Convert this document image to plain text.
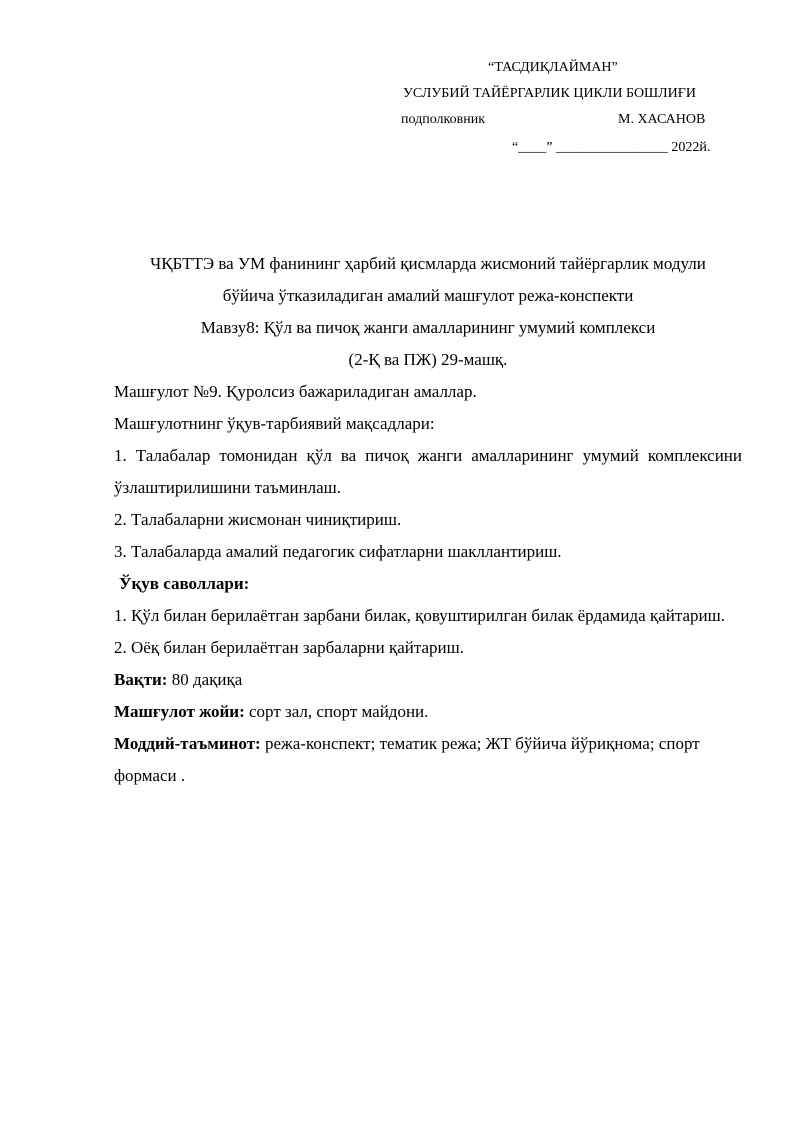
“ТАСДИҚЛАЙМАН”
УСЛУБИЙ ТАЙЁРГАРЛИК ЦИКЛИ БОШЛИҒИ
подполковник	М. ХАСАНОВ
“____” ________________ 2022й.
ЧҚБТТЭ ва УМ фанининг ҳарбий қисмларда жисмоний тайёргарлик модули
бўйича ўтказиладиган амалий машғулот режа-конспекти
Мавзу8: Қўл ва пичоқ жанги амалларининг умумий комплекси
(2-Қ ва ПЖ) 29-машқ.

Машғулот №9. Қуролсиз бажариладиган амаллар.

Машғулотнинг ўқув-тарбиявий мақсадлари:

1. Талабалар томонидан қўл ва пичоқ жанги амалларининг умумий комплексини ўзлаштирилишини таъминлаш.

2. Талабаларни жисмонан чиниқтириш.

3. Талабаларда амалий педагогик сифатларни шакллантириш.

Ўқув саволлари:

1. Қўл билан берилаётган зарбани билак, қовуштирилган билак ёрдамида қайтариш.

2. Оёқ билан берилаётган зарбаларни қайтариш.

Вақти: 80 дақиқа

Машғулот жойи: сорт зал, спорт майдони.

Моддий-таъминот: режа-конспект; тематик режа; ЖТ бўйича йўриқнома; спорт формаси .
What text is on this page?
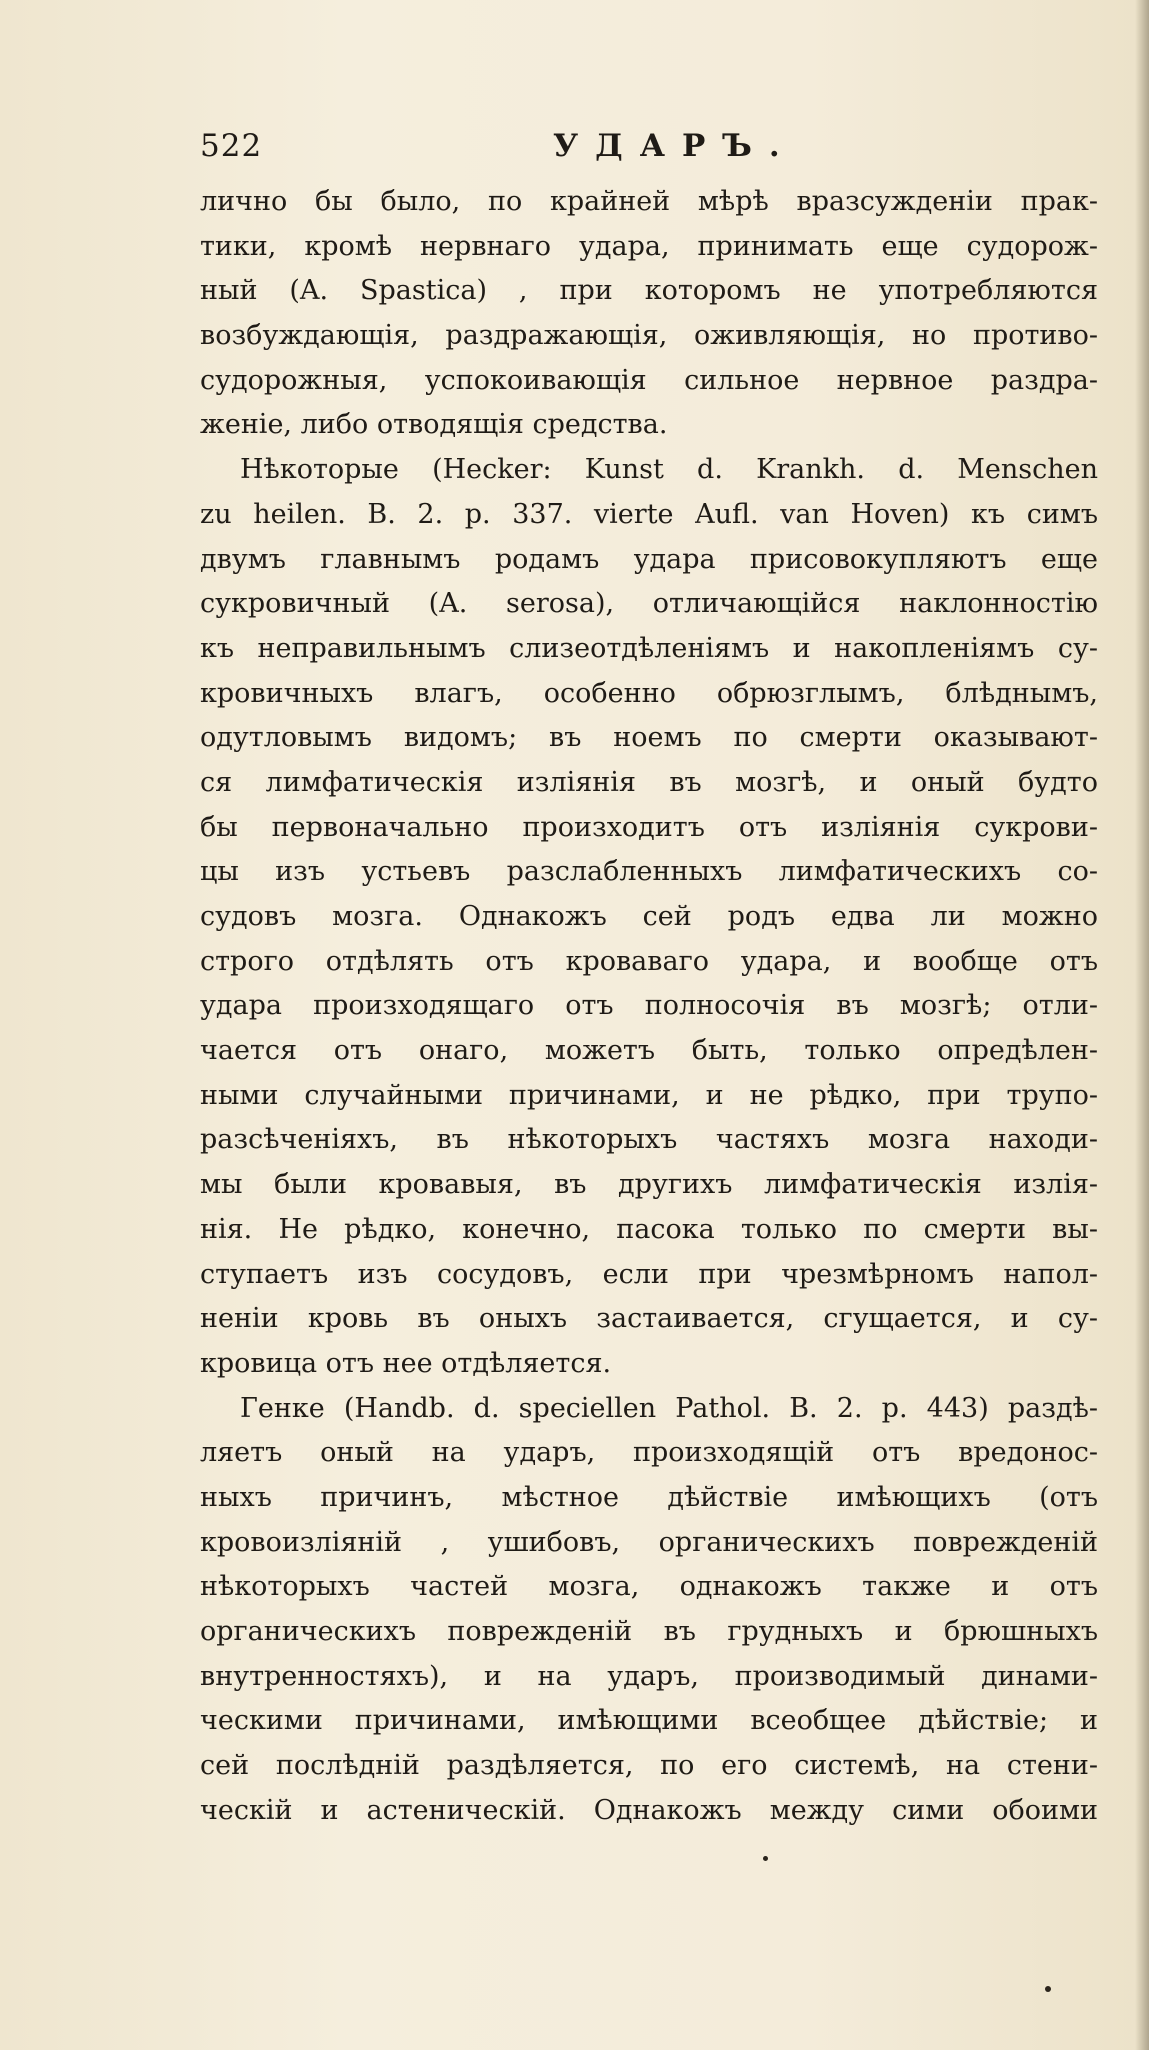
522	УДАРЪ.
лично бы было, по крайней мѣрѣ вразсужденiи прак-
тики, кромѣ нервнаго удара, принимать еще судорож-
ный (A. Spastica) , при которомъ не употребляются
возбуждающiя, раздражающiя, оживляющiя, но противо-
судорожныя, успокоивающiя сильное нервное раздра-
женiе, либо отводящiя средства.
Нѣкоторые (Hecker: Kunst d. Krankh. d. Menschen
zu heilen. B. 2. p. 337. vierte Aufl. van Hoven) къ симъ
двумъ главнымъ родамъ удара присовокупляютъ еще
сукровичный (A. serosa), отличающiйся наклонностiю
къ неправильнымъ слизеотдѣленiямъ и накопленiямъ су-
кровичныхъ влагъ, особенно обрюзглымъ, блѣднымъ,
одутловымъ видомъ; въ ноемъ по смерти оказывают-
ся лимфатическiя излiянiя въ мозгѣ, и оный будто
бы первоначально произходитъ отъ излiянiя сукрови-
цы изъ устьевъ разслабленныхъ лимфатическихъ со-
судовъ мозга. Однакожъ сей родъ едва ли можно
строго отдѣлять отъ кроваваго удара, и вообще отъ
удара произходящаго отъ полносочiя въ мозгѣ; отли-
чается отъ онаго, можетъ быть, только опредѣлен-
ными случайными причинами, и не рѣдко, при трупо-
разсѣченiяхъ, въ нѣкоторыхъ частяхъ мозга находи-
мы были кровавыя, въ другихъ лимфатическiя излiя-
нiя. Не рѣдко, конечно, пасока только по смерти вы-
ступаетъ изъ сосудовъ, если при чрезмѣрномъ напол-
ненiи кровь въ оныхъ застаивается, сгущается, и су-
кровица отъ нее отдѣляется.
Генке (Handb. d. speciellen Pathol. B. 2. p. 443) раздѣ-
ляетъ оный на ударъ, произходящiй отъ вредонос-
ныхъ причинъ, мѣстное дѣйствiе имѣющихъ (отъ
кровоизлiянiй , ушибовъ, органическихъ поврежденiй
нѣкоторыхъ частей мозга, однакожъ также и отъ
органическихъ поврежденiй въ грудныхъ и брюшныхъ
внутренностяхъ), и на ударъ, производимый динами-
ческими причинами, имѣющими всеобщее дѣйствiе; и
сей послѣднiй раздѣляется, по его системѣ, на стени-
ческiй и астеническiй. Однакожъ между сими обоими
-*-
*Aim:* Copy out every line with the word "text".

*Answer to the problem:*
Convert this document image to plain text.
What text is on this page?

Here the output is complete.